### Your objective
Will you extract the entries word for word? Images should not appear in the copy.

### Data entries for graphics
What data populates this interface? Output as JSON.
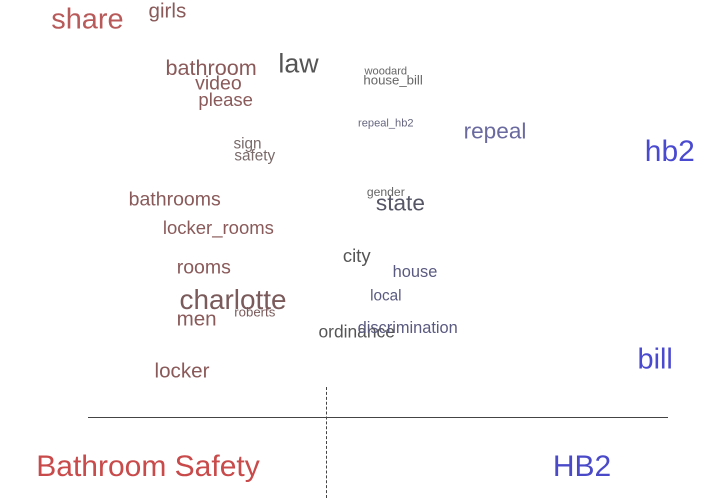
{
  "chart_data": {
    "type": "scatter",
    "description_type": "word-scatter",
    "x_axis": {
      "left_label": "Bathroom Safety",
      "right_label": "HB2",
      "left_color": "#c94a4a",
      "right_color": "#4a4ac9"
    },
    "words": [
      {
        "text": "share",
        "x": 0.12,
        "y": 0.95,
        "weight": 0.95,
        "color": "#b85a5a"
      },
      {
        "text": "girls",
        "x": 0.23,
        "y": 0.97,
        "weight": 0.55,
        "color": "#8a5a5a"
      },
      {
        "text": "bathroom",
        "x": 0.29,
        "y": 0.83,
        "weight": 0.6,
        "color": "#8a5a5a"
      },
      {
        "text": "law",
        "x": 0.41,
        "y": 0.84,
        "weight": 0.85,
        "color": "#555555"
      },
      {
        "text": "video",
        "x": 0.3,
        "y": 0.79,
        "weight": 0.5,
        "color": "#8a5a5a"
      },
      {
        "text": "please",
        "x": 0.31,
        "y": 0.75,
        "weight": 0.45,
        "color": "#8a5a5a"
      },
      {
        "text": "woodard",
        "x": 0.53,
        "y": 0.82,
        "weight": 0.1,
        "color": "#666666"
      },
      {
        "text": "house_bill",
        "x": 0.54,
        "y": 0.8,
        "weight": 0.2,
        "color": "#666666"
      },
      {
        "text": "repeal_hb2",
        "x": 0.53,
        "y": 0.69,
        "weight": 0.1,
        "color": "#666680"
      },
      {
        "text": "repeal",
        "x": 0.68,
        "y": 0.67,
        "weight": 0.65,
        "color": "#6a6aa0"
      },
      {
        "text": "hb2",
        "x": 0.92,
        "y": 0.62,
        "weight": 1.0,
        "color": "#4a4ad0"
      },
      {
        "text": "sign",
        "x": 0.34,
        "y": 0.64,
        "weight": 0.3,
        "color": "#7a6a6a"
      },
      {
        "text": "safety",
        "x": 0.35,
        "y": 0.61,
        "weight": 0.3,
        "color": "#7a6a6a"
      },
      {
        "text": "gender",
        "x": 0.53,
        "y": 0.52,
        "weight": 0.15,
        "color": "#666666"
      },
      {
        "text": "bathrooms",
        "x": 0.24,
        "y": 0.5,
        "weight": 0.5,
        "color": "#8a5a5a"
      },
      {
        "text": "state",
        "x": 0.55,
        "y": 0.49,
        "weight": 0.65,
        "color": "#555566"
      },
      {
        "text": "locker_rooms",
        "x": 0.3,
        "y": 0.43,
        "weight": 0.45,
        "color": "#8a5a5a"
      },
      {
        "text": "city",
        "x": 0.49,
        "y": 0.36,
        "weight": 0.45,
        "color": "#555555"
      },
      {
        "text": "rooms",
        "x": 0.28,
        "y": 0.33,
        "weight": 0.5,
        "color": "#8a5a5a"
      },
      {
        "text": "house",
        "x": 0.57,
        "y": 0.32,
        "weight": 0.35,
        "color": "#5a5a80"
      },
      {
        "text": "charlotte",
        "x": 0.32,
        "y": 0.25,
        "weight": 0.9,
        "color": "#7a5a5a"
      },
      {
        "text": "local",
        "x": 0.53,
        "y": 0.26,
        "weight": 0.3,
        "color": "#5a5a80"
      },
      {
        "text": "roberts",
        "x": 0.35,
        "y": 0.22,
        "weight": 0.2,
        "color": "#7a5a5a"
      },
      {
        "text": "men",
        "x": 0.27,
        "y": 0.2,
        "weight": 0.55,
        "color": "#8a5a5a"
      },
      {
        "text": "ordinance",
        "x": 0.49,
        "y": 0.17,
        "weight": 0.4,
        "color": "#555555"
      },
      {
        "text": "discrimination",
        "x": 0.56,
        "y": 0.18,
        "weight": 0.35,
        "color": "#5a5a80"
      },
      {
        "text": "bill",
        "x": 0.9,
        "y": 0.1,
        "weight": 0.95,
        "color": "#4a4ad0"
      },
      {
        "text": "locker",
        "x": 0.25,
        "y": 0.07,
        "weight": 0.55,
        "color": "#8a5a5a"
      }
    ]
  }
}
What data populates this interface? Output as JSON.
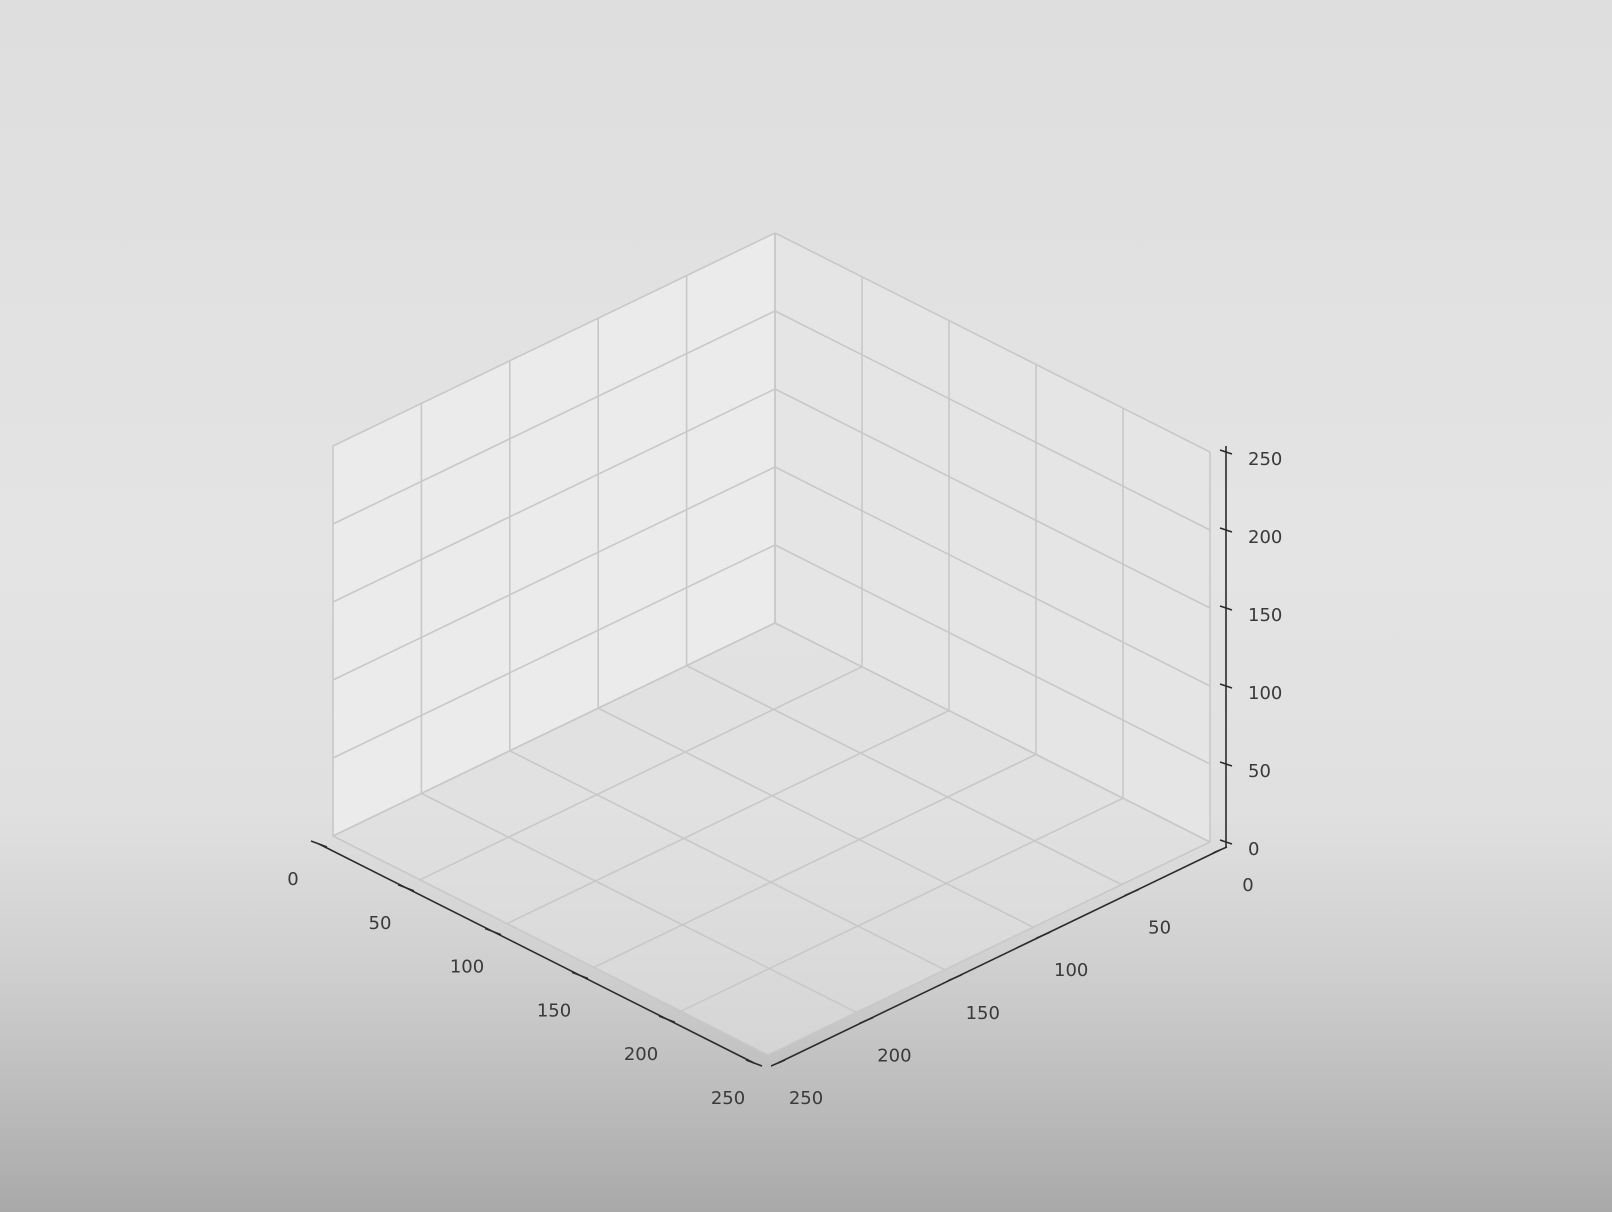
{
  "chart_data": {
    "type": "scatter",
    "projection": "3d",
    "title": "",
    "xlabel": "",
    "ylabel": "",
    "zlabel": "",
    "xlim": [
      0,
      250
    ],
    "ylim": [
      0,
      250
    ],
    "zlim": [
      0,
      250
    ],
    "x_ticks": [
      "0",
      "50",
      "100",
      "150",
      "200",
      "250"
    ],
    "y_ticks": [
      "0",
      "50",
      "100",
      "150",
      "200",
      "250"
    ],
    "z_ticks": [
      "0",
      "50",
      "100",
      "150",
      "200",
      "250"
    ],
    "grid": true,
    "series": [],
    "pane_colors": {
      "left": "#ebebeb",
      "right": "#e5e5e5",
      "floor": "#e1e1e1"
    },
    "grid_color": "#c8c8c8",
    "axis_color": "#2b2b2b"
  }
}
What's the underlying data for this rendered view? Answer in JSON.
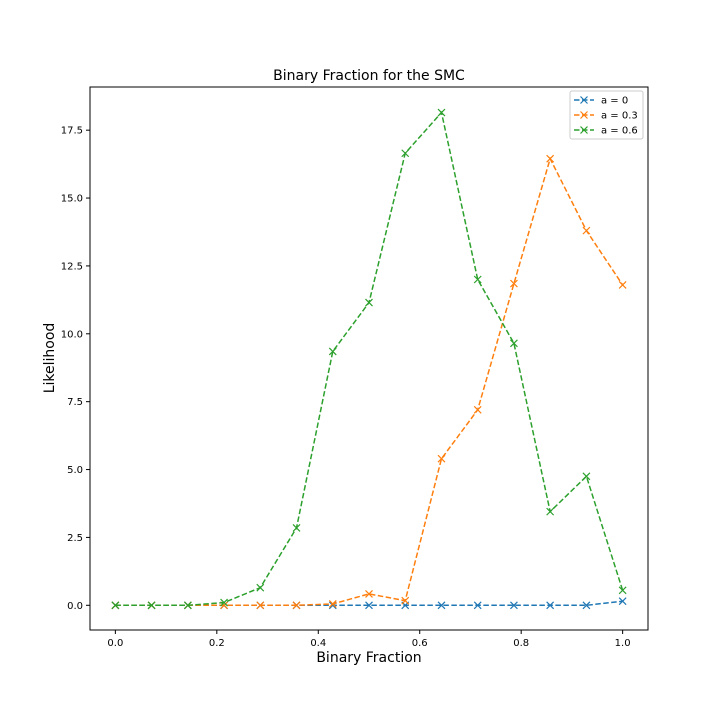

### Result
What data populates this interface? Output as JSON.
{
  "chart_data": {
    "type": "scatter",
    "description_type": "word-scatter",
    "x_axis": {
      "left_label": "Bathroom Safety",
      "right_label": "HB2",
      "left_color": "#c94a4a",
      "right_color": "#4a4ac9"
    },
    "words": [
      {
        "text": "share",
        "x": 0.12,
        "y": 0.95,
        "weight": 0.95,
        "color": "#b85a5a"
      },
      {
        "text": "girls",
        "x": 0.23,
        "y": 0.97,
        "weight": 0.55,
        "color": "#8a5a5a"
      },
      {
        "text": "bathroom",
        "x": 0.29,
        "y": 0.83,
        "weight": 0.6,
        "color": "#8a5a5a"
      },
      {
        "text": "law",
        "x": 0.41,
        "y": 0.84,
        "weight": 0.85,
        "color": "#555555"
      },
      {
        "text": "video",
        "x": 0.3,
        "y": 0.79,
        "weight": 0.5,
        "color": "#8a5a5a"
      },
      {
        "text": "please",
        "x": 0.31,
        "y": 0.75,
        "weight": 0.45,
        "color": "#8a5a5a"
      },
      {
        "text": "woodard",
        "x": 0.53,
        "y": 0.82,
        "weight": 0.1,
        "color": "#666666"
      },
      {
        "text": "house_bill",
        "x": 0.54,
        "y": 0.8,
        "weight": 0.2,
        "color": "#666666"
      },
      {
        "text": "repeal_hb2",
        "x": 0.53,
        "y": 0.69,
        "weight": 0.1,
        "color": "#666680"
      },
      {
        "text": "repeal",
        "x": 0.68,
        "y": 0.67,
        "weight": 0.65,
        "color": "#6a6aa0"
      },
      {
        "text": "hb2",
        "x": 0.92,
        "y": 0.62,
        "weight": 1.0,
        "color": "#4a4ad0"
      },
      {
        "text": "sign",
        "x": 0.34,
        "y": 0.64,
        "weight": 0.3,
        "color": "#7a6a6a"
      },
      {
        "text": "safety",
        "x": 0.35,
        "y": 0.61,
        "weight": 0.3,
        "color": "#7a6a6a"
      },
      {
        "text": "gender",
        "x": 0.53,
        "y": 0.52,
        "weight": 0.15,
        "color": "#666666"
      },
      {
        "text": "bathrooms",
        "x": 0.24,
        "y": 0.5,
        "weight": 0.5,
        "color": "#8a5a5a"
      },
      {
        "text": "state",
        "x": 0.55,
        "y": 0.49,
        "weight": 0.65,
        "color": "#555566"
      },
      {
        "text": "locker_rooms",
        "x": 0.3,
        "y": 0.43,
        "weight": 0.45,
        "color": "#8a5a5a"
      },
      {
        "text": "city",
        "x": 0.49,
        "y": 0.36,
        "weight": 0.45,
        "color": "#555555"
      },
      {
        "text": "rooms",
        "x": 0.28,
        "y": 0.33,
        "weight": 0.5,
        "color": "#8a5a5a"
      },
      {
        "text": "house",
        "x": 0.57,
        "y": 0.32,
        "weight": 0.35,
        "color": "#5a5a80"
      },
      {
        "text": "charlotte",
        "x": 0.32,
        "y": 0.25,
        "weight": 0.9,
        "color": "#7a5a5a"
      },
      {
        "text": "local",
        "x": 0.53,
        "y": 0.26,
        "weight": 0.3,
        "color": "#5a5a80"
      },
      {
        "text": "roberts",
        "x": 0.35,
        "y": 0.22,
        "weight": 0.2,
        "color": "#7a5a5a"
      },
      {
        "text": "men",
        "x": 0.27,
        "y": 0.2,
        "weight": 0.55,
        "color": "#8a5a5a"
      },
      {
        "text": "ordinance",
        "x": 0.49,
        "y": 0.17,
        "weight": 0.4,
        "color": "#555555"
      },
      {
        "text": "discrimination",
        "x": 0.56,
        "y": 0.18,
        "weight": 0.35,
        "color": "#5a5a80"
      },
      {
        "text": "bill",
        "x": 0.9,
        "y": 0.1,
        "weight": 0.95,
        "color": "#4a4ad0"
      },
      {
        "text": "locker",
        "x": 0.25,
        "y": 0.07,
        "weight": 0.55,
        "color": "#8a5a5a"
      }
    ]
  }
}
What data populates this interface? Output as JSON.
{
  "chart_data": {
    "type": "scatter",
    "projection": "3d",
    "title": "",
    "xlabel": "",
    "ylabel": "",
    "zlabel": "",
    "xlim": [
      0,
      250
    ],
    "ylim": [
      0,
      250
    ],
    "zlim": [
      0,
      250
    ],
    "x_ticks": [
      "0",
      "50",
      "100",
      "150",
      "200",
      "250"
    ],
    "y_ticks": [
      "0",
      "50",
      "100",
      "150",
      "200",
      "250"
    ],
    "z_ticks": [
      "0",
      "50",
      "100",
      "150",
      "200",
      "250"
    ],
    "grid": true,
    "series": [],
    "pane_colors": {
      "left": "#ebebeb",
      "right": "#e5e5e5",
      "floor": "#e1e1e1"
    },
    "grid_color": "#c8c8c8",
    "axis_color": "#2b2b2b"
  }
}
What's the underlying data for this rendered view? Answer in JSON.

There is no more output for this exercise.